● Working data
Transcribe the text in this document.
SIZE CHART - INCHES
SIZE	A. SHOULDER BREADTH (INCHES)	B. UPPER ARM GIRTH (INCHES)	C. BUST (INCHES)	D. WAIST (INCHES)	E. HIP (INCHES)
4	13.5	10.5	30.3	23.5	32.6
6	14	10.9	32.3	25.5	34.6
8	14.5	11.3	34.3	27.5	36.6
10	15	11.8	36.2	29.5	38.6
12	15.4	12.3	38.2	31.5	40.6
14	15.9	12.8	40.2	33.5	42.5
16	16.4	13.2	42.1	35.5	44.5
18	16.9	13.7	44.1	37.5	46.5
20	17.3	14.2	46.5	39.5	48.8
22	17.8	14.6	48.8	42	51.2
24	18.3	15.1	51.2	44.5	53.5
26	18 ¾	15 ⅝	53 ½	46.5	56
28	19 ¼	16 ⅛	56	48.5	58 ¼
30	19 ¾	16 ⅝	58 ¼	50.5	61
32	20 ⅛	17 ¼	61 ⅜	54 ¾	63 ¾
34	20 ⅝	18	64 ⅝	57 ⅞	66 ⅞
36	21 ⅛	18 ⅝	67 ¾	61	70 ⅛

● Work to do
Copy out the whole listing exactly as written.

● Final answer
Transcribe the text in this document.
SIZE CHART - INCHES
SIZE	A. SHOULDER BREADTH (INCHES)	B. UPPER ARM GIRTH (INCHES)	C. BUST (INCHES)	D. WAIST (INCHES)	E. HIP (INCHES)
4	13.5	10.5	30.3	23.5	32.6
6	14	10.9	32.3	25.5	34.6
8	14.5	11.3	34.3	27.5	36.6
10	15	11.8	36.2	29.5	38.6
12	15.4	12.3	38.2	31.5	40.6
14	15.9	12.8	40.2	33.5	42.5
16	16.4	13.2	42.1	35.5	44.5
18	16.9	13.7	44.1	37.5	46.5
20	17.3	14.2	46.5	39.5	48.8
22	17.8	14.6	48.8	42	51.2
24	18.3	15.1	51.2	44.5	53.5
26	18 ¾	15 ⅝	53 ½	46.5	56
28	19 ¼	16 ⅛	56	48.5	58 ¼
30	19 ¾	16 ⅝	58 ¼	50.5	61
32	20 ⅛	17 ¼	61 ⅜	54 ¾	63 ¾
34	20 ⅝	18	64 ⅝	57 ⅞	66 ⅞
36	21 ⅛	18 ⅝	67 ¾	61	70 ⅛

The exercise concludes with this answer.